Lines of data:
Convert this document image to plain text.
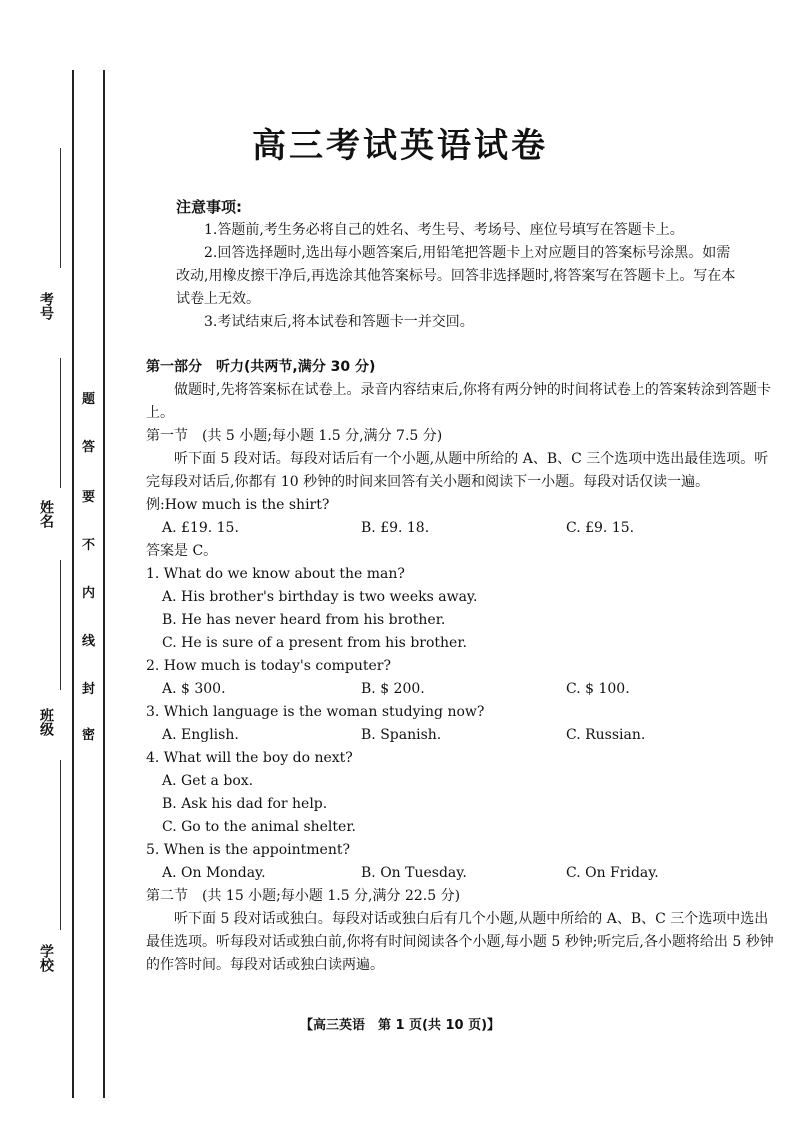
考号
姓名
班级
学校
题
答
要
不
内
线
封
密
高三考试英语试卷
注意事项:

1.答题前,考生务必将自己的姓名、考生号、考场号、座位号填写在答题卡上。

2.回答选择题时,选出每小题答案后,用铅笔把答题卡上对应题目的答案标号涂黑。如需改动,用橡皮擦干净后,再选涂其他答案标号。回答非选择题时,将答案写在答题卡上。写在本试卷上无效。

3.考试结束后,将本试卷和答题卡一并交回。

第一部分　听力(共两节,满分 30 分)

做题时,先将答案标在试卷上。录音内容结束后,你将有两分钟的时间将试卷上的答案转涂到答题卡上。

第一节　(共 5 小题;每小题 1.5 分,满分 7.5 分)

听下面 5 段对话。每段对话后有一个小题,从题中所给的 A、B、C 三个选项中选出最佳选项。听完每段对话后,你都有 10 秒钟的时间来回答有关小题和阅读下一小题。每段对话仅读一遍。

例:How much is the shirt?

A. £19. 15.	B. £9. 18.	C. £9. 15.

答案是 C。

1. What do we know about the man?

A. His brother's birthday is two weeks away.

B. He has never heard from his brother.

C. He is sure of a present from his brother.

2. How much is today's computer?

A. $ 300.	B. $ 200.	C. $ 100.

3. Which language is the woman studying now?

A. English.	B. Spanish.	C. Russian.

4. What will the boy do next?

A. Get a box.

B. Ask his dad for help.

C. Go to the animal shelter.

5. When is the appointment?

A. On Monday.	B. On Tuesday.	C. On Friday.

第二节　(共 15 小题;每小题 1.5 分,满分 22.5 分)

听下面 5 段对话或独白。每段对话或独白后有几个小题,从题中所给的 A、B、C 三个选项中选出最佳选项。听每段对话或独白前,你将有时间阅读各个小题,每小题 5 秒钟;听完后,各小题将给出 5 秒钟的作答时间。每段对话或独白读两遍。

【高三英语　第 1 页(共 10 页)】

Task goal: Quote all of the entries word for word, omitting any pictures.

Solution to this exercise:
Convert this document image to plain text.
考号
姓名
班级
学校
题
答
要
不
内
线
封
密
高三考试英语试卷
注意事项:

1.答题前,考生务必将自己的姓名、考生号、考场号、座位号填写在答题卡上。

2.回答选择题时,选出每小题答案后,用铅笔把答题卡上对应题目的答案标号涂黑。如需改动,用橡皮擦干净后,再选涂其他答案标号。回答非选择题时,将答案写在答题卡上。写在本试卷上无效。

3.考试结束后,将本试卷和答题卡一并交回。

第一部分　听力(共两节,满分 30 分)

做题时,先将答案标在试卷上。录音内容结束后,你将有两分钟的时间将试卷上的答案转涂到答题卡上。

第一节　(共 5 小题;每小题 1.5 分,满分 7.5 分)

听下面 5 段对话。每段对话后有一个小题,从题中所给的 A、B、C 三个选项中选出最佳选项。听完每段对话后,你都有 10 秒钟的时间来回答有关小题和阅读下一小题。每段对话仅读一遍。

例:How much is the shirt?

A. £19. 15.	B. £9. 18.	C. £9. 15.

答案是 C。

1. What do we know about the man?

A. His brother's birthday is two weeks away.

B. He has never heard from his brother.

C. He is sure of a present from his brother.

2. How much is today's computer?

A. $ 300.	B. $ 200.	C. $ 100.

3. Which language is the woman studying now?

A. English.	B. Spanish.	C. Russian.

4. What will the boy do next?

A. Get a box.

B. Ask his dad for help.

C. Go to the animal shelter.

5. When is the appointment?

A. On Monday.	B. On Tuesday.	C. On Friday.

第二节　(共 15 小题;每小题 1.5 分,满分 22.5 分)

听下面 5 段对话或独白。每段对话或独白后有几个小题,从题中所给的 A、B、C 三个选项中选出最佳选项。听每段对话或独白前,你将有时间阅读各个小题,每小题 5 秒钟;听完后,各小题将给出 5 秒钟的作答时间。每段对话或独白读两遍。

【高三英语　第 1 页(共 10 页)】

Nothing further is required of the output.